* TASK INPUTS:
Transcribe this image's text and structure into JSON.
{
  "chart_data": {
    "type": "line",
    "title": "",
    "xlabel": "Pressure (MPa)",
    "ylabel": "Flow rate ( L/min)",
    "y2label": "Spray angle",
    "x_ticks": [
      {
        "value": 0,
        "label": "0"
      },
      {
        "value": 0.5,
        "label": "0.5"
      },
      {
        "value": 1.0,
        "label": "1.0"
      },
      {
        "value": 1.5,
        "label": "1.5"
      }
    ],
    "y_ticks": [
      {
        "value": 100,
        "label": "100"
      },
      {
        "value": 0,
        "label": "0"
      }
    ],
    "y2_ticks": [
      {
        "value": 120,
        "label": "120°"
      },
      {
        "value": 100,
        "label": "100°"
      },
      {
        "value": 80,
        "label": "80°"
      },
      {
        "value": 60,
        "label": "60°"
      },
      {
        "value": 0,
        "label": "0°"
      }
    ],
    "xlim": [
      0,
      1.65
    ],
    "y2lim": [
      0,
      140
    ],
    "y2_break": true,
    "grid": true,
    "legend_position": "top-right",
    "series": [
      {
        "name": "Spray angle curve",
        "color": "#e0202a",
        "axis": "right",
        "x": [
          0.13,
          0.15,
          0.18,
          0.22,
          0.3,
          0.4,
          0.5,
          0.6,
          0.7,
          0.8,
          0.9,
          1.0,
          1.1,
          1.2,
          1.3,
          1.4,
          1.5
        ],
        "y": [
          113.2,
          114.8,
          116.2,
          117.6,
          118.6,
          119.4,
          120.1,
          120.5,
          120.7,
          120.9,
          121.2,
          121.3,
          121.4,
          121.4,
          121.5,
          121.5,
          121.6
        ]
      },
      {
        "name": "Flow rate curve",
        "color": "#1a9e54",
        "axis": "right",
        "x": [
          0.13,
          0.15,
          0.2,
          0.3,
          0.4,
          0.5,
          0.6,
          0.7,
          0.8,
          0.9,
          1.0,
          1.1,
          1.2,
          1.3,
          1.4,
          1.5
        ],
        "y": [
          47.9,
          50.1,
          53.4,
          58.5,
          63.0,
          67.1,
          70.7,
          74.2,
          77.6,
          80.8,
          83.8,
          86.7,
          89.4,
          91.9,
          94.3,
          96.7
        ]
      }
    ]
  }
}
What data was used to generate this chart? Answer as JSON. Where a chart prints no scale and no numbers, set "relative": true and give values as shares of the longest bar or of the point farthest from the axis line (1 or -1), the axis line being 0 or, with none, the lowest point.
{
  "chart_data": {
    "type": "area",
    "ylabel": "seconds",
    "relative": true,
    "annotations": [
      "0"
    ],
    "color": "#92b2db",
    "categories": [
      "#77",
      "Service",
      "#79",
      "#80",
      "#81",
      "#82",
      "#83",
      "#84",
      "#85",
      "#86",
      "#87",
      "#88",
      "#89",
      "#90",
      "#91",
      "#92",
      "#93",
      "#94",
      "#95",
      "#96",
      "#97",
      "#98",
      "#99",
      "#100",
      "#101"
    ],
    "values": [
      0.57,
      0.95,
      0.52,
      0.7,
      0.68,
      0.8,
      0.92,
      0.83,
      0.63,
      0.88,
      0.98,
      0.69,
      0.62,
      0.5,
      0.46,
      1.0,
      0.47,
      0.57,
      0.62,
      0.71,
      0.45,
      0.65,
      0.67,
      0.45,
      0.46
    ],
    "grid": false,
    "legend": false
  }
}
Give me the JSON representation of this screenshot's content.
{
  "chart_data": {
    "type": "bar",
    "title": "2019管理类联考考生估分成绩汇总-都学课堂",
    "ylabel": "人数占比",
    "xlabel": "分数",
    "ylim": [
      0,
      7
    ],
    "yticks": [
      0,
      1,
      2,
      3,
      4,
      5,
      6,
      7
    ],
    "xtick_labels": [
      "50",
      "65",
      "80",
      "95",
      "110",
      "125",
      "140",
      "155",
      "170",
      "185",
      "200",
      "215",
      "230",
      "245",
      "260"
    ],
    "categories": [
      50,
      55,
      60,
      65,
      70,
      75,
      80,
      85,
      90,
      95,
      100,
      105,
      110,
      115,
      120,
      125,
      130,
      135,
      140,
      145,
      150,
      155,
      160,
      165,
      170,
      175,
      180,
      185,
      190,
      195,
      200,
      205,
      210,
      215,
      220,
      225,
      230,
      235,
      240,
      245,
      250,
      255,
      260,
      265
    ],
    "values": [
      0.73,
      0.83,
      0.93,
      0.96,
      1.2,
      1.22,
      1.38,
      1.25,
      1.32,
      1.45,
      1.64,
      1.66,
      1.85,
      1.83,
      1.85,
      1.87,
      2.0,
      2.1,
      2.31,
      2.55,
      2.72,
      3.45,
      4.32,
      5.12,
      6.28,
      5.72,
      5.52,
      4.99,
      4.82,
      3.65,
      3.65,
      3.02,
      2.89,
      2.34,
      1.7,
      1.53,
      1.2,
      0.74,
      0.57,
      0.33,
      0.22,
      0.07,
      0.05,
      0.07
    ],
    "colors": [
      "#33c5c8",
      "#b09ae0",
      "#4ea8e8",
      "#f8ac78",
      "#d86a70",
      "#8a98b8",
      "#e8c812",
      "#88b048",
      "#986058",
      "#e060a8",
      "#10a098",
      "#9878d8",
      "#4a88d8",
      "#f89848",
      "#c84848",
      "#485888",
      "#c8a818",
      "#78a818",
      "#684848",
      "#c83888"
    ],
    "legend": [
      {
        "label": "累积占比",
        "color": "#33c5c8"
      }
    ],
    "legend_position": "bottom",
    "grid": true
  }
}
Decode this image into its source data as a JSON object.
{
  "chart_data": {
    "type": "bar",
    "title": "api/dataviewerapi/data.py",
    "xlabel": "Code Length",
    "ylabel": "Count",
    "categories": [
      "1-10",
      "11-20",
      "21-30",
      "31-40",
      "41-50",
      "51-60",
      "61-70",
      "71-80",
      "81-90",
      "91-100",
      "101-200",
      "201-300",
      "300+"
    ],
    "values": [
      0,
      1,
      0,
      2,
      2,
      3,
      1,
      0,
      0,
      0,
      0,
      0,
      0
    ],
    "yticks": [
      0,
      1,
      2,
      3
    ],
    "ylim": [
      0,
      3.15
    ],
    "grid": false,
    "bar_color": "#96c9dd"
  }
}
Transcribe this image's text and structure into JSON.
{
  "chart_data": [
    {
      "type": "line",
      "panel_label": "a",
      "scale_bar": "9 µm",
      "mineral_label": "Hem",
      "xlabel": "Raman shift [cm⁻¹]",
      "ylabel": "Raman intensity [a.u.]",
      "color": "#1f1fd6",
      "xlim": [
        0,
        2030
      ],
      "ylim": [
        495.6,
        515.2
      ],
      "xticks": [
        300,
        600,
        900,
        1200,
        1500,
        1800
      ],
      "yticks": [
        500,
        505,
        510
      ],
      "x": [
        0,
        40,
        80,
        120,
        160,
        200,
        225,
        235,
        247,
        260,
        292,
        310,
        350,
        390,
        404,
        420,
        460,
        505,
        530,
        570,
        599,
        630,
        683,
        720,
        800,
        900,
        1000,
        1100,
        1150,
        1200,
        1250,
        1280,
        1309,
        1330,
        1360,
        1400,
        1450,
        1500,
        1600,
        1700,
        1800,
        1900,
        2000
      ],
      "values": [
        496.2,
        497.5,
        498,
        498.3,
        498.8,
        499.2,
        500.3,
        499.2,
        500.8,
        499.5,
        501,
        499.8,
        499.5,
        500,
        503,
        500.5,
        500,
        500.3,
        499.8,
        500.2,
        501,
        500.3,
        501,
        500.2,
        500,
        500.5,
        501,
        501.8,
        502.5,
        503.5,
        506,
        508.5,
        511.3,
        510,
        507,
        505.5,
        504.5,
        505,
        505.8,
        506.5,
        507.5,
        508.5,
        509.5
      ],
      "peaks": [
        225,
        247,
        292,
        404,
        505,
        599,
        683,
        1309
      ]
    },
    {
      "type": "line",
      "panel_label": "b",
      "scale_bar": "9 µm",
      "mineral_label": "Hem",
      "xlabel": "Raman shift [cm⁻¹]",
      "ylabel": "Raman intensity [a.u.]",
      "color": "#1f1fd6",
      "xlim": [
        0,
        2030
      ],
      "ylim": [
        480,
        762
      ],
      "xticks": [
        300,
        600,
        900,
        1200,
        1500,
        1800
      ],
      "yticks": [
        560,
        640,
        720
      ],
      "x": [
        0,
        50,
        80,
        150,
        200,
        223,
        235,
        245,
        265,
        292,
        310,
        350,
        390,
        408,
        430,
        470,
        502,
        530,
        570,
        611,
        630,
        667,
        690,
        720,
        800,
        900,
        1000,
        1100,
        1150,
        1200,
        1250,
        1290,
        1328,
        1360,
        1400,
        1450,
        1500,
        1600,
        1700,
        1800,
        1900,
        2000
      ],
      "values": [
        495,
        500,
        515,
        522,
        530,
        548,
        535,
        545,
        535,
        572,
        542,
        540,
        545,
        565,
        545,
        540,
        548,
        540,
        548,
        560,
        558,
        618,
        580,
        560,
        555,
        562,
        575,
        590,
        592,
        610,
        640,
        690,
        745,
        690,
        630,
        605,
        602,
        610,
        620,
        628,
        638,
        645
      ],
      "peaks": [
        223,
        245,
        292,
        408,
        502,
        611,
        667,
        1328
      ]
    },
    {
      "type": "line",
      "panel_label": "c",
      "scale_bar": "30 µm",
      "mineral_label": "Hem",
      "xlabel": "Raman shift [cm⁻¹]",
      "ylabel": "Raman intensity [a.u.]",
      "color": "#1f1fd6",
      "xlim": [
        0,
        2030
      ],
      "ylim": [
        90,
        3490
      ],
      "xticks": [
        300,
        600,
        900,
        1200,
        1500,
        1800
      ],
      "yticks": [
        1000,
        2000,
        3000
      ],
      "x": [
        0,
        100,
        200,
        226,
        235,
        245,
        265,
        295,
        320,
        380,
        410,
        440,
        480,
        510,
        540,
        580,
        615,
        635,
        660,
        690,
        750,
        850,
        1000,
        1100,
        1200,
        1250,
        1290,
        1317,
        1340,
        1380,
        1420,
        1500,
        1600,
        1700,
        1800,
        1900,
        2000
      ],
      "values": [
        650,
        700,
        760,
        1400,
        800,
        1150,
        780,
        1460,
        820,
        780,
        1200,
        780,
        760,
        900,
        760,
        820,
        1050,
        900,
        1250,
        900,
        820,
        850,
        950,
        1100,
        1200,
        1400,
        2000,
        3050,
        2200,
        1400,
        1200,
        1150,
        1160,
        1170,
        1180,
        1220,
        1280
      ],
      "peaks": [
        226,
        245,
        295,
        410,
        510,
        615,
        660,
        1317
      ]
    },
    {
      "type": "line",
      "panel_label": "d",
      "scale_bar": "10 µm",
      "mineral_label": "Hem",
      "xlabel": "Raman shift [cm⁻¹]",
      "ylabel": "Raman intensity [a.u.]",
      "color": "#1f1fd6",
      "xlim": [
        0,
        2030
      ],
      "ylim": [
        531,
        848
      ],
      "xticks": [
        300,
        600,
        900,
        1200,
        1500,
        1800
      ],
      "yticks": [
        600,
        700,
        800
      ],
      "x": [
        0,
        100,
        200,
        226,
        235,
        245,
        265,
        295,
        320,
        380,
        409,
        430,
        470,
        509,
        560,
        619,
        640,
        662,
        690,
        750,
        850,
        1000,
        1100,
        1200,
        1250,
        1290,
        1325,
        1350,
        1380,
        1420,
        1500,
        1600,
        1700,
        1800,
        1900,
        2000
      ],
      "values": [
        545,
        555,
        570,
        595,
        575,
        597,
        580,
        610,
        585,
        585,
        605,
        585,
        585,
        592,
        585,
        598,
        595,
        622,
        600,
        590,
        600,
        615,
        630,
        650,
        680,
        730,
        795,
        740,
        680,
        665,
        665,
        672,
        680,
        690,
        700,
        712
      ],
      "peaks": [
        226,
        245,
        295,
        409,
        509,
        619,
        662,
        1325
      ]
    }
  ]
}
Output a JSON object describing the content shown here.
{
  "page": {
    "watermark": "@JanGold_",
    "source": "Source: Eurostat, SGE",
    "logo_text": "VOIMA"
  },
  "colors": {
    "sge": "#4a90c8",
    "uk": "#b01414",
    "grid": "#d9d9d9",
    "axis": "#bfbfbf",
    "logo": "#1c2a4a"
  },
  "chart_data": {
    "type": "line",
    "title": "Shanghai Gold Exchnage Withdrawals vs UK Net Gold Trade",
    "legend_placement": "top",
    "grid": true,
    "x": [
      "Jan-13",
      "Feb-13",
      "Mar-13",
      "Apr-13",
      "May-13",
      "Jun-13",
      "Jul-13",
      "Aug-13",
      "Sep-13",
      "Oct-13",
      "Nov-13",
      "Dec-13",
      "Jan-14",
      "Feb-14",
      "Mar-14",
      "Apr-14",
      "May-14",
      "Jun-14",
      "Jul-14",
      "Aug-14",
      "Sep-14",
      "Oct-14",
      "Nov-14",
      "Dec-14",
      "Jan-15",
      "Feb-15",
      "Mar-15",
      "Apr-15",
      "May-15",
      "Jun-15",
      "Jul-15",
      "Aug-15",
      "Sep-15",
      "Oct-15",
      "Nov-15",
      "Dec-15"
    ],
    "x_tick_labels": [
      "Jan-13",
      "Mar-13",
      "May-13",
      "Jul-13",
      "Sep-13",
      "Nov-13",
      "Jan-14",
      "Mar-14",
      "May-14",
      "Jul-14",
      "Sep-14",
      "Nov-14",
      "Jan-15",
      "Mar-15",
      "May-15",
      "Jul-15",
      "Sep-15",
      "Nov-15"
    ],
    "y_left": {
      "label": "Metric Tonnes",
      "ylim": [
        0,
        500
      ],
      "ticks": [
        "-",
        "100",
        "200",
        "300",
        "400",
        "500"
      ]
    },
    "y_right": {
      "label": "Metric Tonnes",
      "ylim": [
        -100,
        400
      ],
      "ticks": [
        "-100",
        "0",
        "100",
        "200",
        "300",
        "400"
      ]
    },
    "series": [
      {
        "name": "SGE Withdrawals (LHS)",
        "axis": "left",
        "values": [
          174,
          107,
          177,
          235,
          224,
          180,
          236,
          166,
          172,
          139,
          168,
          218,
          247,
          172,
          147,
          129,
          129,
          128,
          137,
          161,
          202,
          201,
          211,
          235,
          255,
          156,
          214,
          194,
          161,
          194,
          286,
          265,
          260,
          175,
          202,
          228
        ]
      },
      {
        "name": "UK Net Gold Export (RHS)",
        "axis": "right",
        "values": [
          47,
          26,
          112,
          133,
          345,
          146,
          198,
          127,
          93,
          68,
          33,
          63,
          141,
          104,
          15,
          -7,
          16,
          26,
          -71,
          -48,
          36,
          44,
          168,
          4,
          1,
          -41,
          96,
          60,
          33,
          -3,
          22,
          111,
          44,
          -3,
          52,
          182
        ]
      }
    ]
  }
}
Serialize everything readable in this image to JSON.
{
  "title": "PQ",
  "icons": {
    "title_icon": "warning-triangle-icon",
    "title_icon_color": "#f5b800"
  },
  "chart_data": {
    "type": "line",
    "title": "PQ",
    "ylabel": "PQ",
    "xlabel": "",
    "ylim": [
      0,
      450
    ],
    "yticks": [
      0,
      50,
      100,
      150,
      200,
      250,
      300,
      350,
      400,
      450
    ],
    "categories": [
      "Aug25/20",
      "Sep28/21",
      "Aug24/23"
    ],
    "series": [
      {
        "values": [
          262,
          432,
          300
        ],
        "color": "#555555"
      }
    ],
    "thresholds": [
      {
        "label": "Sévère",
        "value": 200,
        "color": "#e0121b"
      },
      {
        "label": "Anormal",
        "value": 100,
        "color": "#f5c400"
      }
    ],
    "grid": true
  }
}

* WORK TO BE COMPLETED:
From the entries above, return each line with the word "relative" in it.

* ANSWER TO THE PROBLEM:
What data was used to generate this chart? Answer as JSON. Where a chart prints no scale and no numbers, set "relative": true and give values as shares of the longest bar or of the point farthest from the axis line (1 or -1), the axis line being 0 or, with none, the lowest point.
    "relative": true,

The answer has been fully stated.